-- Begin Stored rows --
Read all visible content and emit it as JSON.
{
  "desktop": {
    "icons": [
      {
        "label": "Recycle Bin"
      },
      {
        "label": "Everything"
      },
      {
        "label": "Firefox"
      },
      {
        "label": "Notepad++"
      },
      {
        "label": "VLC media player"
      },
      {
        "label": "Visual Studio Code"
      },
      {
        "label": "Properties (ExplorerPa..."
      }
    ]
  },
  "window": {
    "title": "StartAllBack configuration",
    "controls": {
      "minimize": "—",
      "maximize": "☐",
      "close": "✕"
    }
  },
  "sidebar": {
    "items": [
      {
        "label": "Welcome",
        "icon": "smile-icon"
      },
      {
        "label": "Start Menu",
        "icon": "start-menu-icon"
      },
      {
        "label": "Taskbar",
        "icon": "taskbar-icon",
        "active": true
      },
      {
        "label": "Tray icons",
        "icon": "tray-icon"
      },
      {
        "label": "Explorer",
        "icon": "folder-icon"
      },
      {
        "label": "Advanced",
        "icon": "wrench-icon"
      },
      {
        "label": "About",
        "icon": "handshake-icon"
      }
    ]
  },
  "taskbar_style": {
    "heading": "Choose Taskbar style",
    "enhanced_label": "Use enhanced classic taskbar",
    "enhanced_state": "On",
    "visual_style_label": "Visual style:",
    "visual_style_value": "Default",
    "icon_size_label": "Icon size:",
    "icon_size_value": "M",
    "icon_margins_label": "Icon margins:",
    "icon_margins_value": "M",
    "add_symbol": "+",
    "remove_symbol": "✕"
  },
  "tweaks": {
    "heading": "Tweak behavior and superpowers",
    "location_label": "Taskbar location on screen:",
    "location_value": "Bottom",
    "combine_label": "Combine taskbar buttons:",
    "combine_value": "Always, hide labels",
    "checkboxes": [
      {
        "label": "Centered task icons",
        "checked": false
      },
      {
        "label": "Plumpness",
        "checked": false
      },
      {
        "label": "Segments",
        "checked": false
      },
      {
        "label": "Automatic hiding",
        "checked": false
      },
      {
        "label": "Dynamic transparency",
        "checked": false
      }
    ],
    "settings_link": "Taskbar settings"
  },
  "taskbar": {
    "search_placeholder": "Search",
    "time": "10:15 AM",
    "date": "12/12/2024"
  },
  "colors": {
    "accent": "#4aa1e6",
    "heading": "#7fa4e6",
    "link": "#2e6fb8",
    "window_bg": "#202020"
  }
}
-- End Stored rows --
All of the data needs to be reproduced exactly, with no line missing.

Read all visible content and emit it as JSON.
{
  "desktop": {
    "icons": [
      {
        "label": "Recycle Bin"
      },
      {
        "label": "Everything"
      },
      {
        "label": "Firefox"
      },
      {
        "label": "Notepad++"
      },
      {
        "label": "VLC media player"
      },
      {
        "label": "Visual Studio Code"
      },
      {
        "label": "Properties (ExplorerPa..."
      }
    ]
  },
  "window": {
    "title": "StartAllBack configuration",
    "controls": {
      "minimize": "—",
      "maximize": "☐",
      "close": "✕"
    }
  },
  "sidebar": {
    "items": [
      {
        "label": "Welcome",
        "icon": "smile-icon"
      },
      {
        "label": "Start Menu",
        "icon": "start-menu-icon"
      },
      {
        "label": "Taskbar",
        "icon": "taskbar-icon",
        "active": true
      },
      {
        "label": "Tray icons",
        "icon": "tray-icon"
      },
      {
        "label": "Explorer",
        "icon": "folder-icon"
      },
      {
        "label": "Advanced",
        "icon": "wrench-icon"
      },
      {
        "label": "About",
        "icon": "handshake-icon"
      }
    ]
  },
  "taskbar_style": {
    "heading": "Choose Taskbar style",
    "enhanced_label": "Use enhanced classic taskbar",
    "enhanced_state": "On",
    "visual_style_label": "Visual style:",
    "visual_style_value": "Default",
    "icon_size_label": "Icon size:",
    "icon_size_value": "M",
    "icon_margins_label": "Icon margins:",
    "icon_margins_value": "M",
    "add_symbol": "+",
    "remove_symbol": "✕"
  },
  "tweaks": {
    "heading": "Tweak behavior and superpowers",
    "location_label": "Taskbar location on screen:",
    "location_value": "Bottom",
    "combine_label": "Combine taskbar buttons:",
    "combine_value": "Always, hide labels",
    "checkboxes": [
      {
        "label": "Centered task icons",
        "checked": false
      },
      {
        "label": "Plumpness",
        "checked": false
      },
      {
        "label": "Segments",
        "checked": false
      },
      {
        "label": "Automatic hiding",
        "checked": false
      },
      {
        "label": "Dynamic transparency",
        "checked": false
      }
    ],
    "settings_link": "Taskbar settings"
  },
  "taskbar": {
    "search_placeholder": "Search",
    "time": "10:15 AM",
    "date": "12/12/2024"
  },
  "colors": {
    "accent": "#4aa1e6",
    "heading": "#7fa4e6",
    "link": "#2e6fb8",
    "window_bg": "#202020"
  }
}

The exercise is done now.